Task instructions => Copy every line of the records below that holds the word "sans".
Start of Listed entries
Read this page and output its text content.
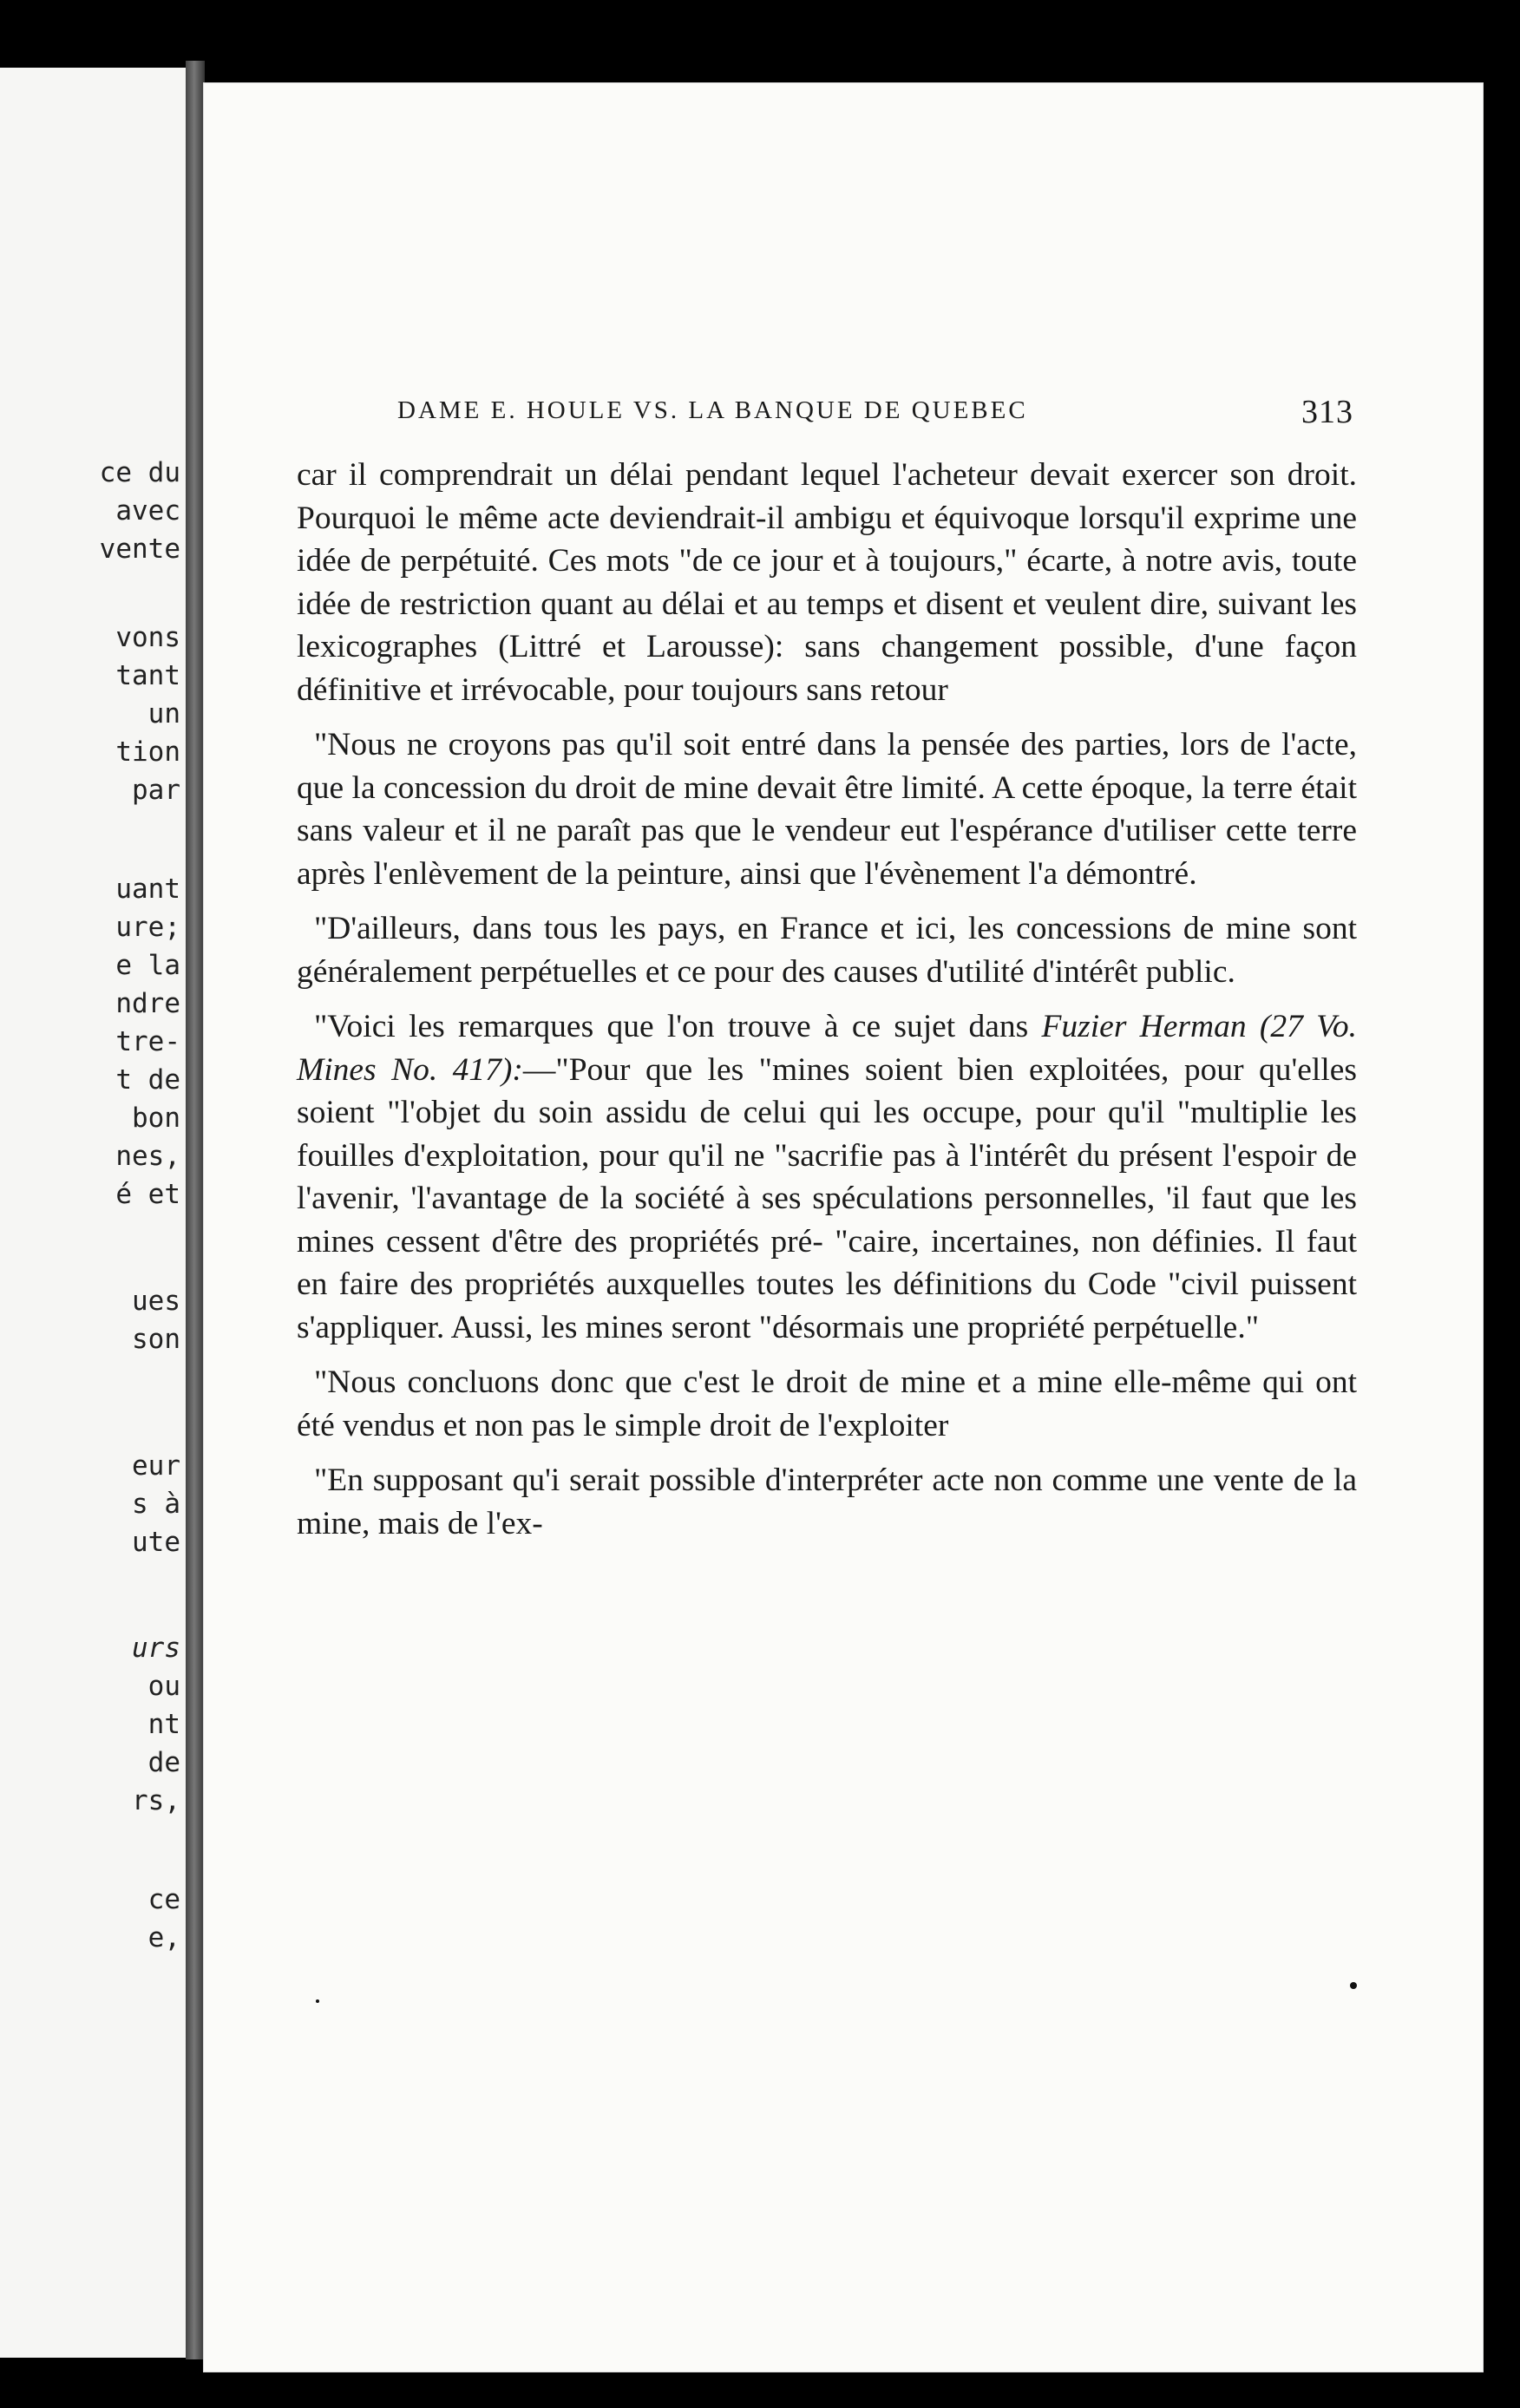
ce du
avec
vente
vons
tant
un
tion
par
uant
ure;
e la
ndre
tre-
t de
bon
nes,
é et
ues
son
eur
s à
ute
urs
ou
nt
de
rs,
ce
e,
DAME E. HOULE VS. LA BANQUE DE QUEBEC	313

car il comprendrait un délai pendant lequel l'acheteur devait exercer son droit. Pourquoi le même acte deviendrait-il ambigu et équivoque lorsqu'il exprime une idée de perpétuité. Ces mots "de ce jour et à toujours," écarte, à notre avis, toute idée de restriction quant au délai et au temps et disent et veulent dire, suivant les lexicographes (Littré et Larousse): sans changement possible, d'une façon définitive et irrévocable, pour toujours sans retour

"Nous ne croyons pas qu'il soit entré dans la pensée des parties, lors de l'acte, que la concession du droit de mine devait être limité. A cette époque, la terre était sans valeur et il ne paraît pas que le vendeur eut l'espérance d'utiliser cette terre après l'enlèvement de la peinture, ainsi que l'évènement l'a démontré.

"D'ailleurs, dans tous les pays, en France et ici, les concessions de mine sont généralement perpétuelles et ce pour des causes d'utilité d'intérêt public.

"Voici les remarques que l'on trouve à ce sujet dans Fuzier Herman (27 Vo. Mines No. 417):—"Pour que les "mines soient bien exploitées, pour qu'elles soient "l'objet du soin assidu de celui qui les occupe, pour qu'il "multiplie les fouilles d'exploitation, pour qu'il ne "sacrifie pas à l'intérêt du présent l'espoir de l'avenir, 'l'avantage de la société à ses spéculations personnelles, 'il faut que les mines cessent d'être des propriétés pré- "caire, incertaines, non définies. Il faut en faire des propriétés auxquelles toutes les définitions du Code "civil puissent s'appliquer. Aussi, les mines seront "désormais une propriété perpétuelle."

"Nous concluons donc que c'est le droit de mine et a mine elle-même qui ont été vendus et non pas le simple droit de l'exploiter

"En supposant qu'i serait possible d'interpréter acte non comme une vente de la mine, mais de l'ex-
End of Listed entries
Correct result =>
car il comprendrait un délai pendant lequel l'acheteur devait exercer son droit. Pourquoi le même acte deviendrait-il ambigu et équivoque lorsqu'il exprime une idée de perpétuité. Ces mots "de ce jour et à toujours," écarte, à notre avis, toute idée de restriction quant au délai et au temps et disent et veulent dire, suivant les lexicographes (Littré et Larousse): sans changement possible, d'une façon définitive et irrévocable, pour toujours sans retour
"Nous ne croyons pas qu'il soit entré dans la pensée des parties, lors de l'acte, que la concession du droit de mine devait être limité. A cette époque, la terre était sans valeur et il ne paraît pas que le vendeur eut l'espérance d'utiliser cette terre après l'enlèvement de la peinture, ainsi que l'évènement l'a démontré.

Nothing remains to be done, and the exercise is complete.